GIVEN INFORMATION:
_ _ _ _ _ _ _

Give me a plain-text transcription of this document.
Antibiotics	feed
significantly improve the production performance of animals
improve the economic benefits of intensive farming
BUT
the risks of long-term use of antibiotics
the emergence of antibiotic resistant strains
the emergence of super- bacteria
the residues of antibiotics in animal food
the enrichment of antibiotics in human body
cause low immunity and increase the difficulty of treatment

_ _ _ _ _ _ _

ASSIGNED TASK: For each record in the listing, output it again exactly.

ANSWER TO THE EXERCISE:
Give me a plain-text transcription of this document.
Antibiotics	feed
significantly improve the production performance of animals
improve the economic benefits of intensive farming
BUT
the risks of long-term use of antibiotics
the emergence of antibiotic resistant strains
the emergence of super- bacteria
the residues of antibiotics in animal food
the enrichment of antibiotics in human body
cause low immunity and increase the difficulty of treatment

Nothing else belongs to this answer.